The task — The required answer is an exact copy of the records below, without pictures.
── Material supplied ──
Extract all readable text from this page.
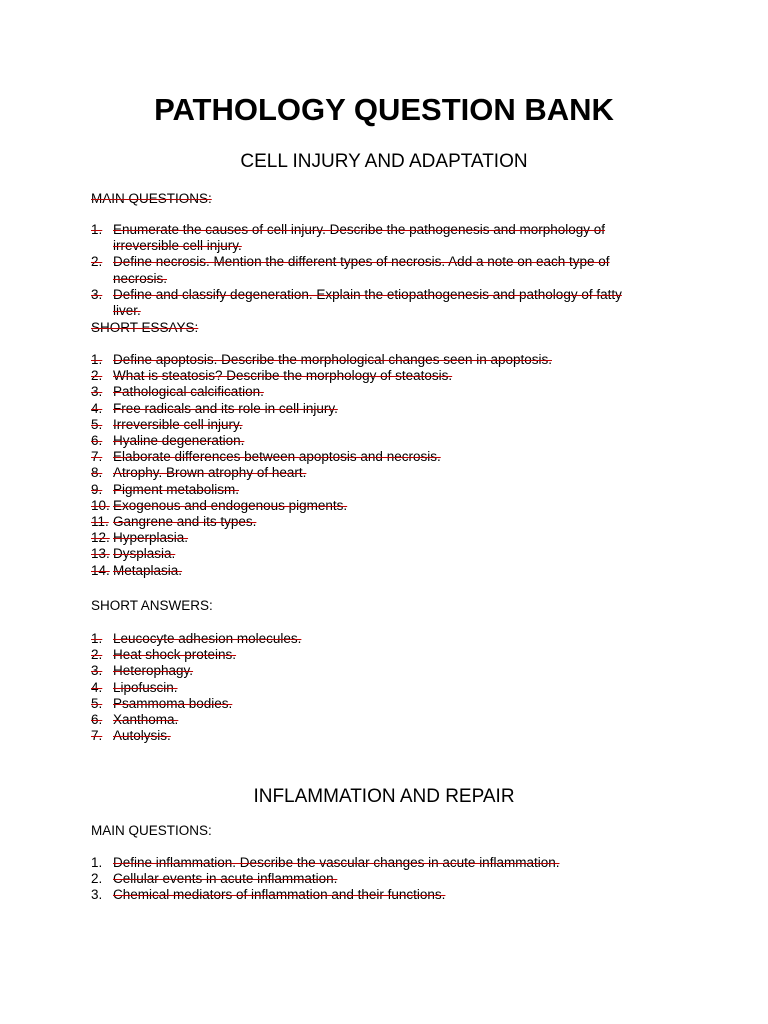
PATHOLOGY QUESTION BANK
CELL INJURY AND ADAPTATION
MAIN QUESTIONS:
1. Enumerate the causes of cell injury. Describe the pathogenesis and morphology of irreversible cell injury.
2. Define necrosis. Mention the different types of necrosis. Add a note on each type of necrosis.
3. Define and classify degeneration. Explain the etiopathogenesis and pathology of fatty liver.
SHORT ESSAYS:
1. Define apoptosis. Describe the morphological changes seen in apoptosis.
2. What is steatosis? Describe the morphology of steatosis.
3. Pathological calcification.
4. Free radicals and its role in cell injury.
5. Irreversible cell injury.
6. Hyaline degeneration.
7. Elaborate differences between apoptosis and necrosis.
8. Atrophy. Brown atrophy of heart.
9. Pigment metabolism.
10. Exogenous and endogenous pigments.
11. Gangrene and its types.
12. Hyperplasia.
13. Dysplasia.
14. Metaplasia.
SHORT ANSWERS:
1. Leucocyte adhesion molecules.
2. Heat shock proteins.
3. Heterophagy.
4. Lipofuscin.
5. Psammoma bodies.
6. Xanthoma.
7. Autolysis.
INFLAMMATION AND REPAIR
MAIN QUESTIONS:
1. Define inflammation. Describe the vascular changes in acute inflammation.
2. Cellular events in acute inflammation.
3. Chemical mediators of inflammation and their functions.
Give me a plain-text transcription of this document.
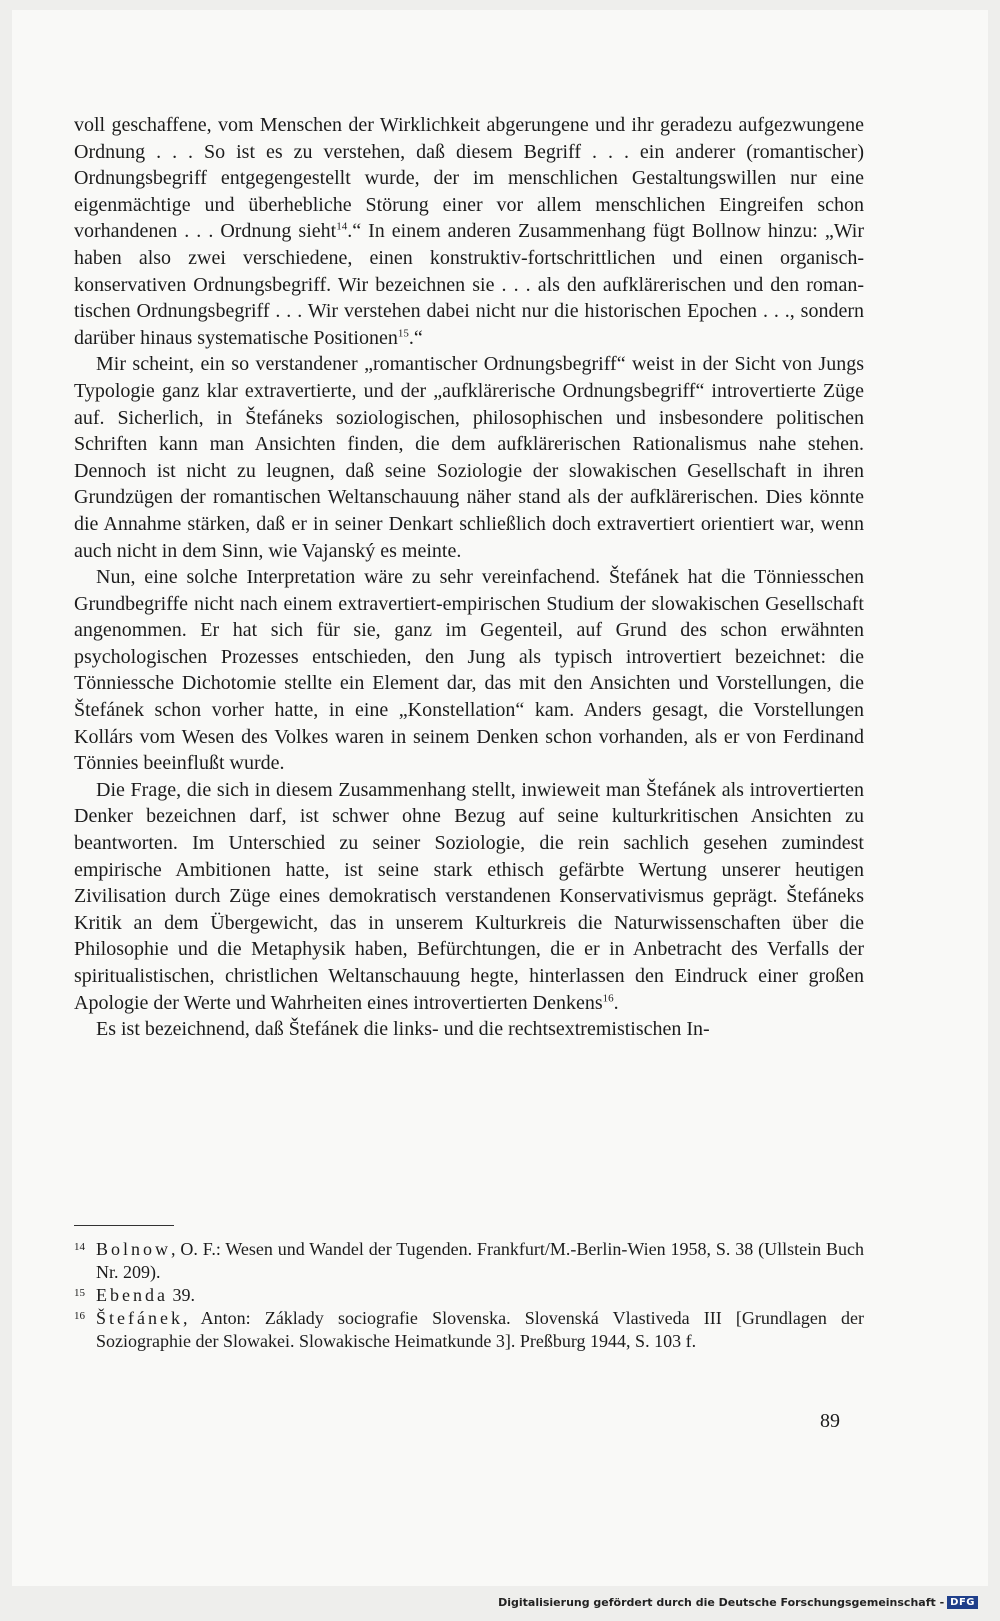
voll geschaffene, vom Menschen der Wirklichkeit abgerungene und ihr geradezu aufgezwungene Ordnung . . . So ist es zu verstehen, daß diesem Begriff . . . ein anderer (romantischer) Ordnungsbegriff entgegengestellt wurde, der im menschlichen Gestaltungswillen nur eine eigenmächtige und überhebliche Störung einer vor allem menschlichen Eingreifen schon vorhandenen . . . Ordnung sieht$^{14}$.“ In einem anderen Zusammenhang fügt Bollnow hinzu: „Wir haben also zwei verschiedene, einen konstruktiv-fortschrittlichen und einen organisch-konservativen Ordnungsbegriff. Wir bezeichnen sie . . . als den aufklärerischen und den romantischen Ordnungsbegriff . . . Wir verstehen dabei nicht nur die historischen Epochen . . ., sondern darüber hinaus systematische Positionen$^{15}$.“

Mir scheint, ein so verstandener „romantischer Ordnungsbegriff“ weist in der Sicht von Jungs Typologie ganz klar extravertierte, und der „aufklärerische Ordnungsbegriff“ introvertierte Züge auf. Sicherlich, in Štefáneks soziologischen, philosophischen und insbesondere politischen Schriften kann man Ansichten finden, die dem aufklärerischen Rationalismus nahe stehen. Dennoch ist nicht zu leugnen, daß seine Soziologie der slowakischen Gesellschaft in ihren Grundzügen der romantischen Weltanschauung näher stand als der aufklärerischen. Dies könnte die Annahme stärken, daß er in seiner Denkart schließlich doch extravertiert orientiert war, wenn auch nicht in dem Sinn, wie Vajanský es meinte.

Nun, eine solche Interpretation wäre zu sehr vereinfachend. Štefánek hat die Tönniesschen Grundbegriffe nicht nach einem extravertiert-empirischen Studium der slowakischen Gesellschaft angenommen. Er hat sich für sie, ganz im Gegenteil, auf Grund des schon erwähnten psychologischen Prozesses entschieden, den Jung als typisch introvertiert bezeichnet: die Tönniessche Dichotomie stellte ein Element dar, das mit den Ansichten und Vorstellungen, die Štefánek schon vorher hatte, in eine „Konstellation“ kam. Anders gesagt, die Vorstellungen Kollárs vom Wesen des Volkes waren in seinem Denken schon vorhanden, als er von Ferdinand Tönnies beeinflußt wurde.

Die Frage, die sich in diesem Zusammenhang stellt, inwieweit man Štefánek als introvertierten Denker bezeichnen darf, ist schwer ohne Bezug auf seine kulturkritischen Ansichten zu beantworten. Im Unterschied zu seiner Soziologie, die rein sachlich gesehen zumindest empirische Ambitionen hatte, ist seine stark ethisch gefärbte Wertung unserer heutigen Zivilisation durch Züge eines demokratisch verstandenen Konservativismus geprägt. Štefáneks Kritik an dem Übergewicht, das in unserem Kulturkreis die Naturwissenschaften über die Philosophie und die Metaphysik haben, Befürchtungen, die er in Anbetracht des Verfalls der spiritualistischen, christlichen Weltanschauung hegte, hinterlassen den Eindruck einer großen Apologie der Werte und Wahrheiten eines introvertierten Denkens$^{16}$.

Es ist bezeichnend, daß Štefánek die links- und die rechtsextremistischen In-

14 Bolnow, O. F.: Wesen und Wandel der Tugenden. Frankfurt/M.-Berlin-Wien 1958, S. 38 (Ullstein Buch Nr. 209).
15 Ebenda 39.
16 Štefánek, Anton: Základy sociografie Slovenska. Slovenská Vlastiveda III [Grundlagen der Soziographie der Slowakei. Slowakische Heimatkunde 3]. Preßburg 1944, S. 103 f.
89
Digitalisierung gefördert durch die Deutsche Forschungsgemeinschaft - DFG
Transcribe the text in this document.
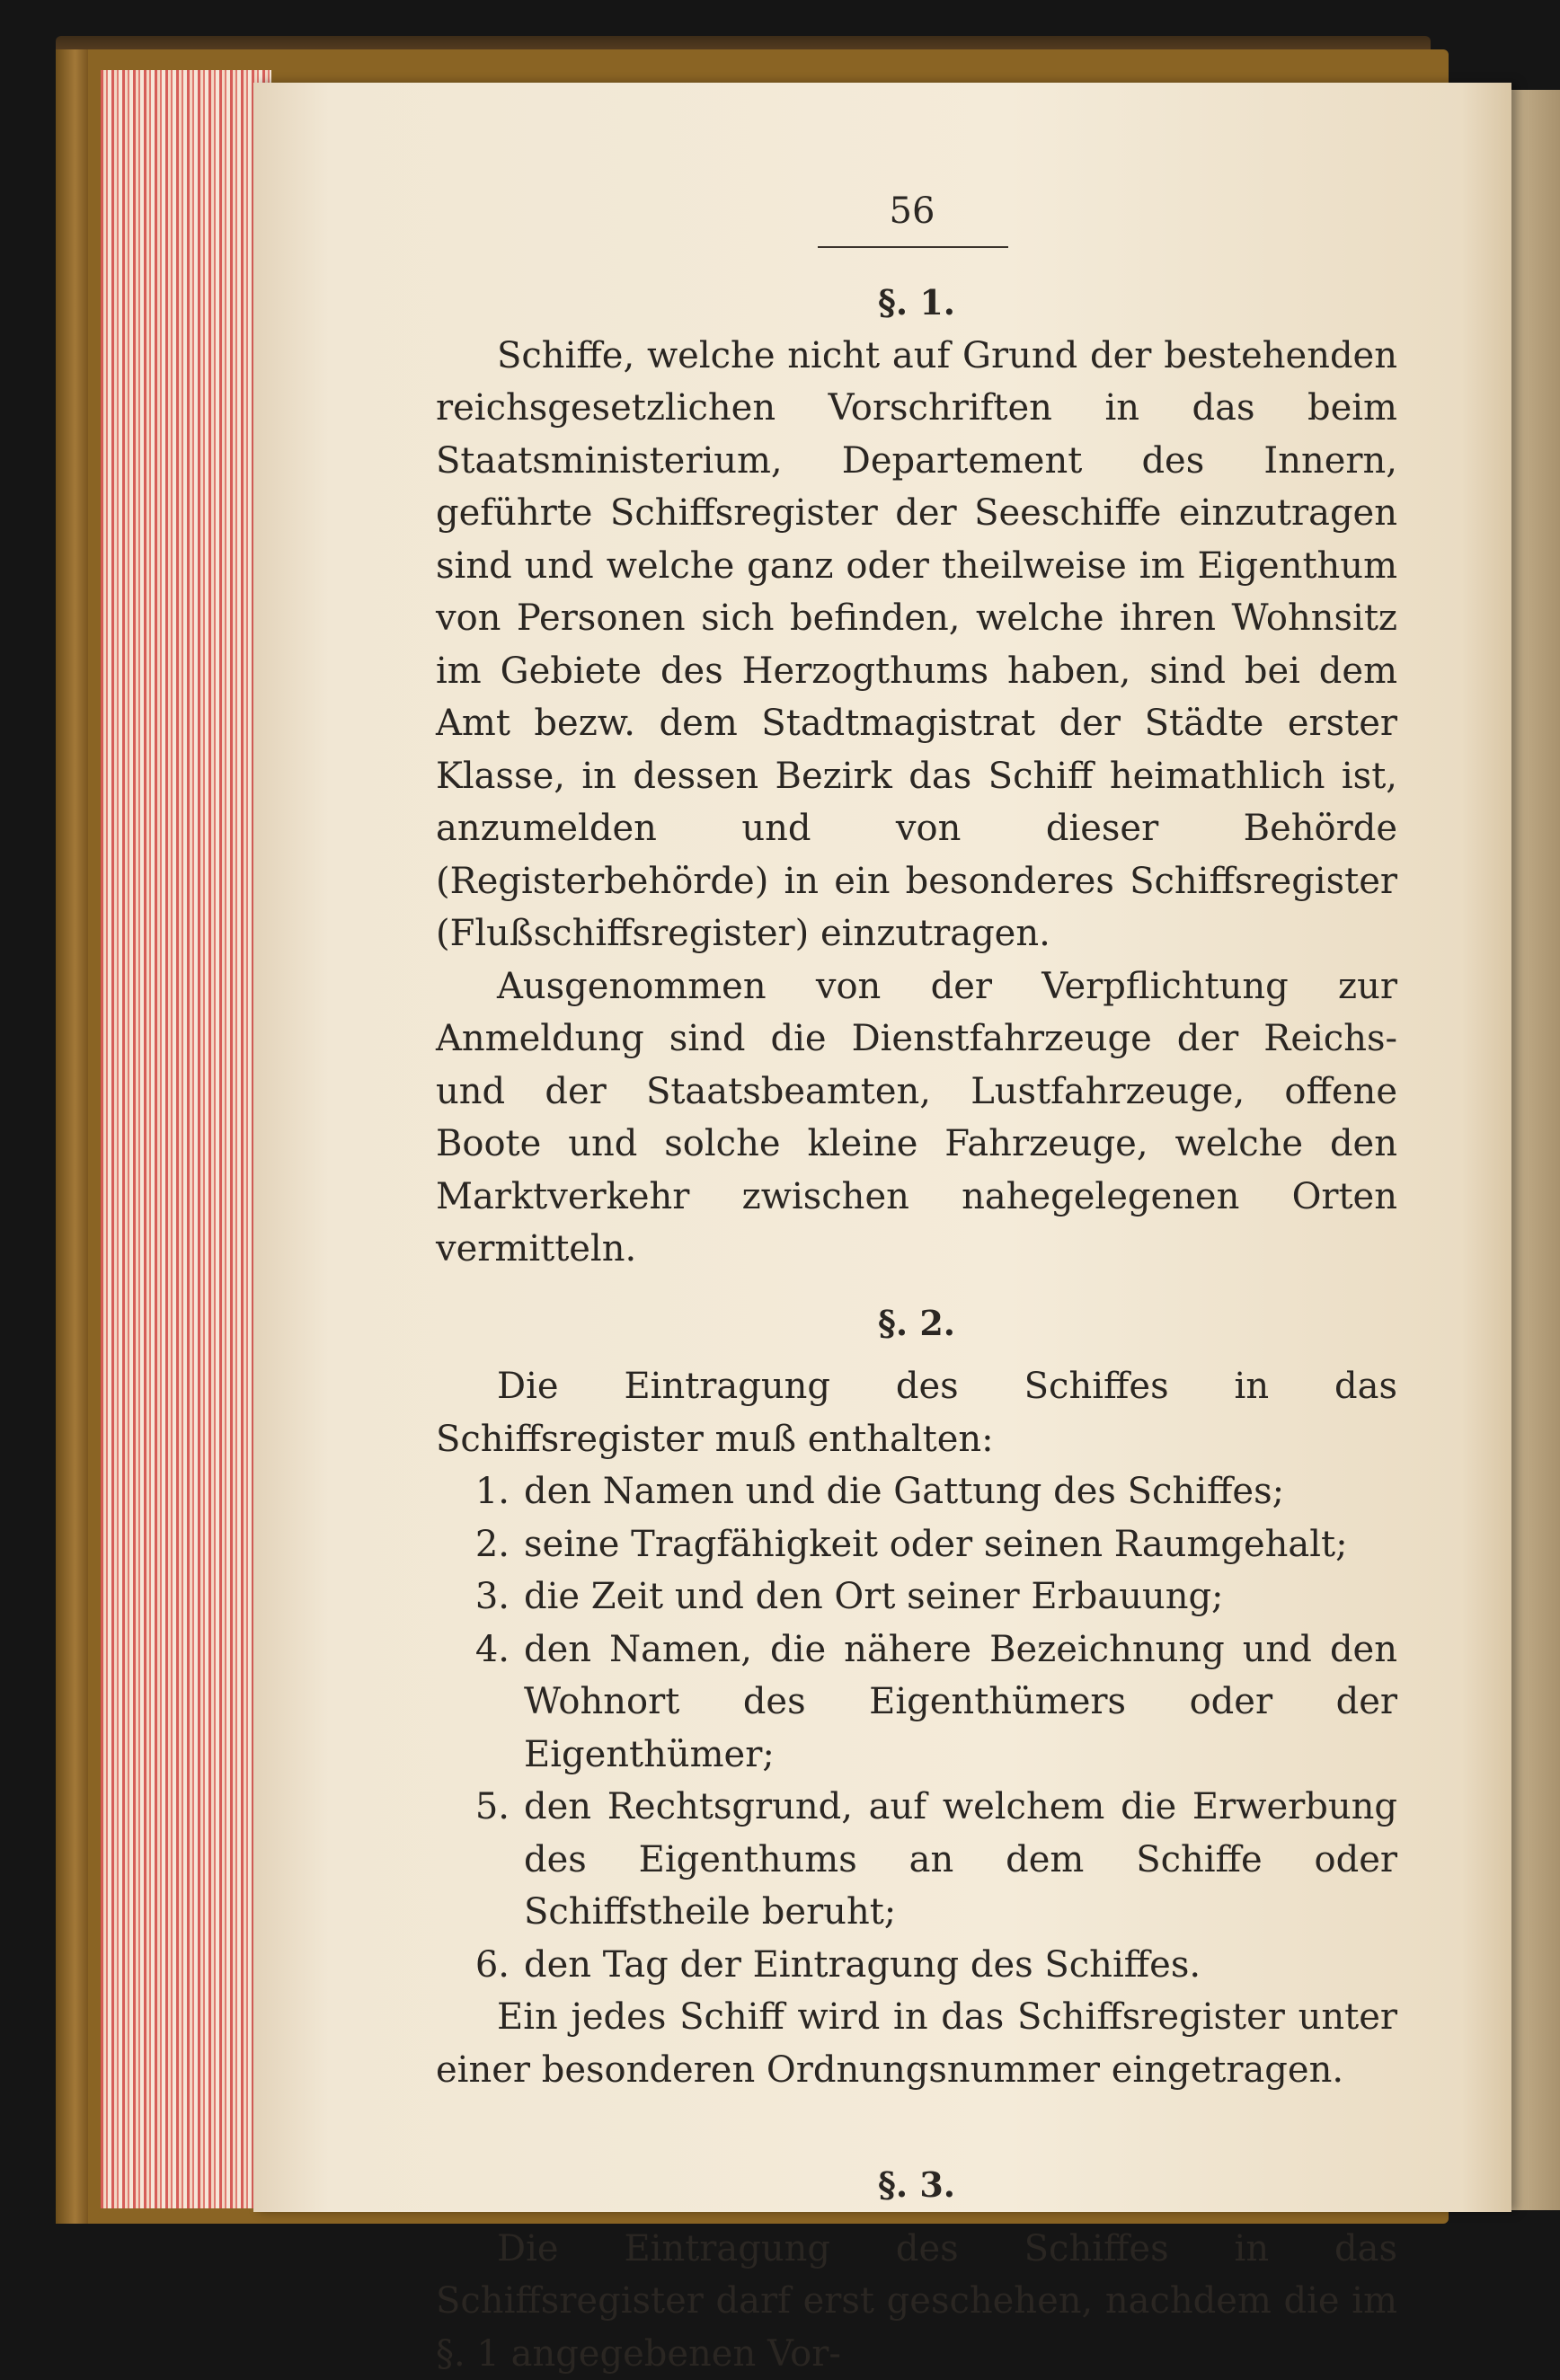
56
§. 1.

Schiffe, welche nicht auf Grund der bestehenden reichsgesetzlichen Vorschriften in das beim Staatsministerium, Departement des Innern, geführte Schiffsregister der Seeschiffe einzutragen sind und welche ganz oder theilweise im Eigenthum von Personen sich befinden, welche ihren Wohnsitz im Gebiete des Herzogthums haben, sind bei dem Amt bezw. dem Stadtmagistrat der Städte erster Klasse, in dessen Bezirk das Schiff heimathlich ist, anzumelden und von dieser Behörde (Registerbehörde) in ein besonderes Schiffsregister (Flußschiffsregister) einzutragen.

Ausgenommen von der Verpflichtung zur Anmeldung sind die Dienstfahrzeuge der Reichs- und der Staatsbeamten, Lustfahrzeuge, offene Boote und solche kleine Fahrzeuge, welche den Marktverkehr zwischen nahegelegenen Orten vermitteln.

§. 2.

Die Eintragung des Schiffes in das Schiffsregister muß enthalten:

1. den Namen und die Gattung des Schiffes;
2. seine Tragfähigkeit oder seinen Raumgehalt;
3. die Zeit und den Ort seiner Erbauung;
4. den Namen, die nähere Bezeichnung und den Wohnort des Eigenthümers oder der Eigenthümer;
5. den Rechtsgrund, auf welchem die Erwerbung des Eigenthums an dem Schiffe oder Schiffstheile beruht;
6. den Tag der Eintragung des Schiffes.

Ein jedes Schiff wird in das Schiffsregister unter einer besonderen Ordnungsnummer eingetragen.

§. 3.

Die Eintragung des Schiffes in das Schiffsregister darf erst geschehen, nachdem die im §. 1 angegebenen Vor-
───
The answer —
Extract all readable text from this page.
PATHOLOGY QUESTION BANK
CELL INJURY AND ADAPTATION
MAIN QUESTIONS:
1. Enumerate the causes of cell injury. Describe the pathogenesis and morphology of irreversible cell injury.
2. Define necrosis. Mention the different types of necrosis. Add a note on each type of necrosis.
3. Define and classify degeneration. Explain the etiopathogenesis and pathology of fatty liver.
SHORT ESSAYS:
1. Define apoptosis. Describe the morphological changes seen in apoptosis.
2. What is steatosis? Describe the morphology of steatosis.
3. Pathological calcification.
4. Free radicals and its role in cell injury.
5. Irreversible cell injury.
6. Hyaline degeneration.
7. Elaborate differences between apoptosis and necrosis.
8. Atrophy. Brown atrophy of heart.
9. Pigment metabolism.
10. Exogenous and endogenous pigments.
11. Gangrene and its types.
12. Hyperplasia.
13. Dysplasia.
14. Metaplasia.
SHORT ANSWERS:
1. Leucocyte adhesion molecules.
2. Heat shock proteins.
3. Heterophagy.
4. Lipofuscin.
5. Psammoma bodies.
6. Xanthoma.
7. Autolysis.
INFLAMMATION AND REPAIR
MAIN QUESTIONS:
1. Define inflammation. Describe the vascular changes in acute inflammation.
2. Cellular events in acute inflammation.
3. Chemical mediators of inflammation and their functions.
Give me a plain-text transcription of this document.
voll geschaffene, vom Menschen der Wirklichkeit abgerungene und ihr geradezu aufgezwungene Ordnung . . . So ist es zu verstehen, daß diesem Begriff . . . ein anderer (romantischer) Ordnungsbegriff entgegengestellt wurde, der im menschlichen Gestaltungswillen nur eine eigenmächtige und überhebliche Störung einer vor allem menschlichen Eingreifen schon vorhandenen . . . Ordnung sieht$^{14}$.“ In einem anderen Zusammenhang fügt Bollnow hinzu: „Wir haben also zwei verschiedene, einen konstruktiv-fortschrittlichen und einen organisch-konservativen Ordnungsbegriff. Wir bezeichnen sie . . . als den aufklärerischen und den romantischen Ordnungsbegriff . . . Wir verstehen dabei nicht nur die historischen Epochen . . ., sondern darüber hinaus systematische Positionen$^{15}$.“

Mir scheint, ein so verstandener „romantischer Ordnungsbegriff“ weist in der Sicht von Jungs Typologie ganz klar extravertierte, und der „aufklärerische Ordnungsbegriff“ introvertierte Züge auf. Sicherlich, in Štefáneks soziologischen, philosophischen und insbesondere politischen Schriften kann man Ansichten finden, die dem aufklärerischen Rationalismus nahe stehen. Dennoch ist nicht zu leugnen, daß seine Soziologie der slowakischen Gesellschaft in ihren Grundzügen der romantischen Weltanschauung näher stand als der aufklärerischen. Dies könnte die Annahme stärken, daß er in seiner Denkart schließlich doch extravertiert orientiert war, wenn auch nicht in dem Sinn, wie Vajanský es meinte.

Nun, eine solche Interpretation wäre zu sehr vereinfachend. Štefánek hat die Tönniesschen Grundbegriffe nicht nach einem extravertiert-empirischen Studium der slowakischen Gesellschaft angenommen. Er hat sich für sie, ganz im Gegenteil, auf Grund des schon erwähnten psychologischen Prozesses entschieden, den Jung als typisch introvertiert bezeichnet: die Tönniessche Dichotomie stellte ein Element dar, das mit den Ansichten und Vorstellungen, die Štefánek schon vorher hatte, in eine „Konstellation“ kam. Anders gesagt, die Vorstellungen Kollárs vom Wesen des Volkes waren in seinem Denken schon vorhanden, als er von Ferdinand Tönnies beeinflußt wurde.

Die Frage, die sich in diesem Zusammenhang stellt, inwieweit man Štefánek als introvertierten Denker bezeichnen darf, ist schwer ohne Bezug auf seine kulturkritischen Ansichten zu beantworten. Im Unterschied zu seiner Soziologie, die rein sachlich gesehen zumindest empirische Ambitionen hatte, ist seine stark ethisch gefärbte Wertung unserer heutigen Zivilisation durch Züge eines demokratisch verstandenen Konservativismus geprägt. Štefáneks Kritik an dem Übergewicht, das in unserem Kulturkreis die Naturwissenschaften über die Philosophie und die Metaphysik haben, Befürchtungen, die er in Anbetracht des Verfalls der spiritualistischen, christlichen Weltanschauung hegte, hinterlassen den Eindruck einer großen Apologie der Werte und Wahrheiten eines introvertierten Denkens$^{16}$.

Es ist bezeichnend, daß Štefánek die links- und die rechtsextremistischen In-

14 Bolnow, O. F.: Wesen und Wandel der Tugenden. Frankfurt/M.-Berlin-Wien 1958, S. 38 (Ullstein Buch Nr. 209).
15 Ebenda 39.
16 Štefánek, Anton: Základy sociografie Slovenska. Slovenská Vlastiveda III [Grundlagen der Soziographie der Slowakei. Slowakische Heimatkunde 3]. Preßburg 1944, S. 103 f.
89
Digitalisierung gefördert durch die Deutsche Forschungsgemeinschaft - DFG
Transcribe the text in this document.
56
§. 1.

Schiffe, welche nicht auf Grund der bestehenden reichsgesetzlichen Vorschriften in das beim Staatsministerium, Departement des Innern, geführte Schiffsregister der Seeschiffe einzutragen sind und welche ganz oder theilweise im Eigenthum von Personen sich befinden, welche ihren Wohnsitz im Gebiete des Herzogthums haben, sind bei dem Amt bezw. dem Stadtmagistrat der Städte erster Klasse, in dessen Bezirk das Schiff heimathlich ist, anzumelden und von dieser Behörde (Registerbehörde) in ein besonderes Schiffsregister (Flußschiffsregister) einzutragen.

Ausgenommen von der Verpflichtung zur Anmeldung sind die Dienstfahrzeuge der Reichs- und der Staatsbeamten, Lustfahrzeuge, offene Boote und solche kleine Fahrzeuge, welche den Marktverkehr zwischen nahegelegenen Orten vermitteln.

§. 2.

Die Eintragung des Schiffes in das Schiffsregister muß enthalten:

1. den Namen und die Gattung des Schiffes;
2. seine Tragfähigkeit oder seinen Raumgehalt;
3. die Zeit und den Ort seiner Erbauung;
4. den Namen, die nähere Bezeichnung und den Wohnort des Eigenthümers oder der Eigenthümer;
5. den Rechtsgrund, auf welchem die Erwerbung des Eigenthums an dem Schiffe oder Schiffstheile beruht;
6. den Tag der Eintragung des Schiffes.

Ein jedes Schiff wird in das Schiffsregister unter einer besonderen Ordnungsnummer eingetragen.

§. 3.

Die Eintragung des Schiffes in das Schiffsregister darf erst geschehen, nachdem die im §. 1 angegebenen Vor-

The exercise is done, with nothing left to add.